─── Records to use ───

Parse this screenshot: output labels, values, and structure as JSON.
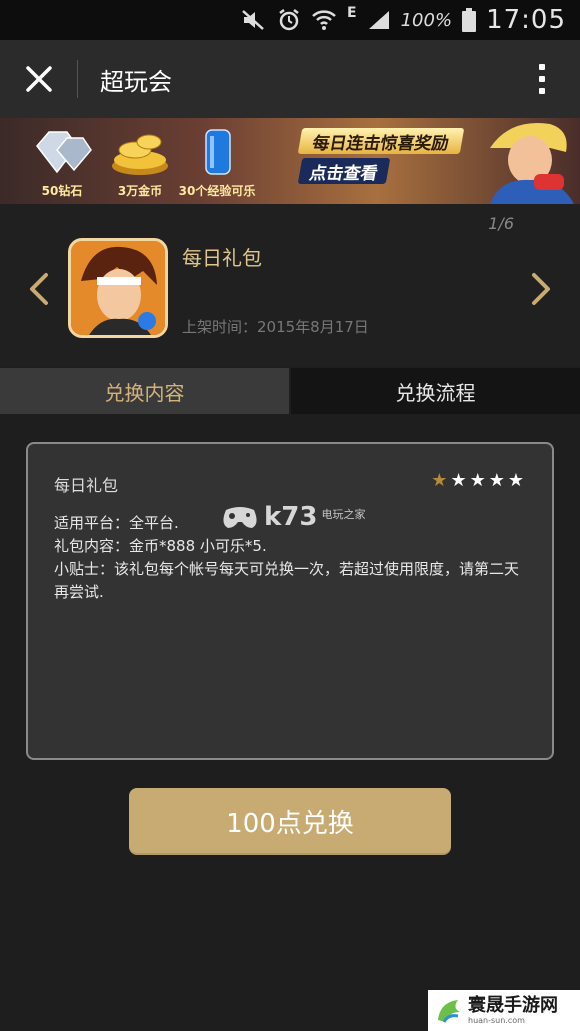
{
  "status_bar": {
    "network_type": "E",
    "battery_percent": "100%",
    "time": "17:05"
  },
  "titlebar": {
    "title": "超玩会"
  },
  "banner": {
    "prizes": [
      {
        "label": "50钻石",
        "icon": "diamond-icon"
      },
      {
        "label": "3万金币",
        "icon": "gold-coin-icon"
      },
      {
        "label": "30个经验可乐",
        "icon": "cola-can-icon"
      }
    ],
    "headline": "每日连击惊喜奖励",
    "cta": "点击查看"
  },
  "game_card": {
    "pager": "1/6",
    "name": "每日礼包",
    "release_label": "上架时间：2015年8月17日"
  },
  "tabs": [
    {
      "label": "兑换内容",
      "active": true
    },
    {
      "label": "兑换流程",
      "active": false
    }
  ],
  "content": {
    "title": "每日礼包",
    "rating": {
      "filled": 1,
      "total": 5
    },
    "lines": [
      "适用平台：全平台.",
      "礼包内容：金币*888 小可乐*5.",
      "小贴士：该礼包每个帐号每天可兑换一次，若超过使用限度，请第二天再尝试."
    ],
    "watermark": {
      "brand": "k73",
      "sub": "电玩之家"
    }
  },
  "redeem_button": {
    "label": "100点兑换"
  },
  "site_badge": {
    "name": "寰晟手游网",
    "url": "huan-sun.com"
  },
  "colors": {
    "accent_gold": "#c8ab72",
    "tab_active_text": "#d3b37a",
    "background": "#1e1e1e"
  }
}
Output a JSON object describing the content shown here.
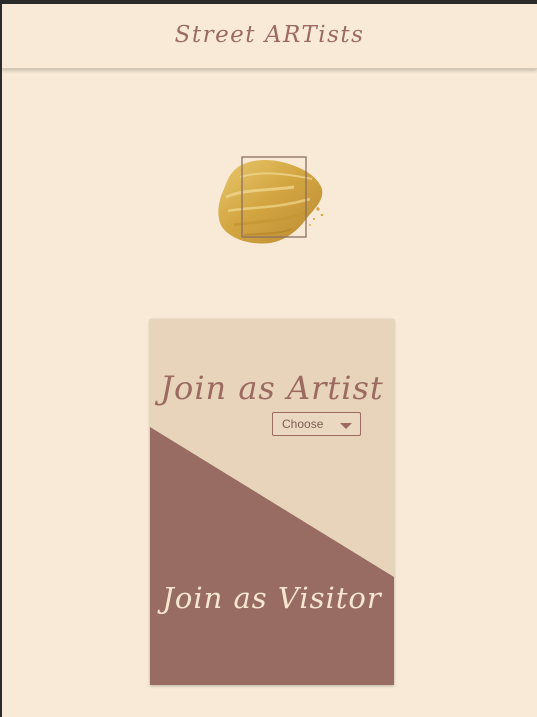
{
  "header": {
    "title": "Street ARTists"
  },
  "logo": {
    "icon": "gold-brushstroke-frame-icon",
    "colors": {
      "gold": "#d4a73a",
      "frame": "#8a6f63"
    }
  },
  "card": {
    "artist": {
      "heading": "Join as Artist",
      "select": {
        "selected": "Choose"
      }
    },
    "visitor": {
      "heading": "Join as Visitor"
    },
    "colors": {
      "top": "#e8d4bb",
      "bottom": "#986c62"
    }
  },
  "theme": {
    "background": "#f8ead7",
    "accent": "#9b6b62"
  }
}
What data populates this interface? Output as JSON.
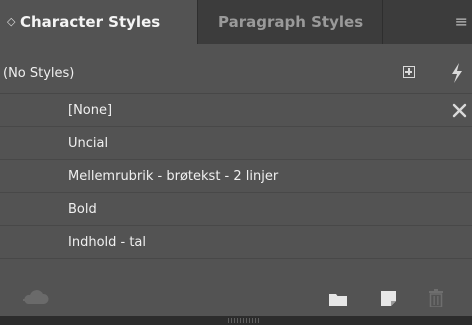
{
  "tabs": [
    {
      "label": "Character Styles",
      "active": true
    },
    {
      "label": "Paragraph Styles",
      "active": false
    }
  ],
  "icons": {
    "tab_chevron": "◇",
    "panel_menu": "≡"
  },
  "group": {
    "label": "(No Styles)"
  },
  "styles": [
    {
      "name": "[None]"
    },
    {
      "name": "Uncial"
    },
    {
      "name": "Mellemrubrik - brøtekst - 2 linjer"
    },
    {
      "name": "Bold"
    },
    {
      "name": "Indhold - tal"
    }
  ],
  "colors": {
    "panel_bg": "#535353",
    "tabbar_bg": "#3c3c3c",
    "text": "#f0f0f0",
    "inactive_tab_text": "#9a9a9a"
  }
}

───

## Stated problem
Do not include the pictures. Quote only the lines from the line with "What data populates" through the end of the material, both ends included, exactly.

## The result
What data populates this interface? Output as JSON.
{
  "tabs": [
    {
      "label": "Character Styles",
      "active": true
    },
    {
      "label": "Paragraph Styles",
      "active": false
    }
  ],
  "icons": {
    "tab_chevron": "◇",
    "panel_menu": "≡"
  },
  "group": {
    "label": "(No Styles)"
  },
  "styles": [
    {
      "name": "[None]"
    },
    {
      "name": "Uncial"
    },
    {
      "name": "Mellemrubrik - brøtekst - 2 linjer"
    },
    {
      "name": "Bold"
    },
    {
      "name": "Indhold - tal"
    }
  ],
  "colors": {
    "panel_bg": "#535353",
    "tabbar_bg": "#3c3c3c",
    "text": "#f0f0f0",
    "inactive_tab_text": "#9a9a9a"
  }
}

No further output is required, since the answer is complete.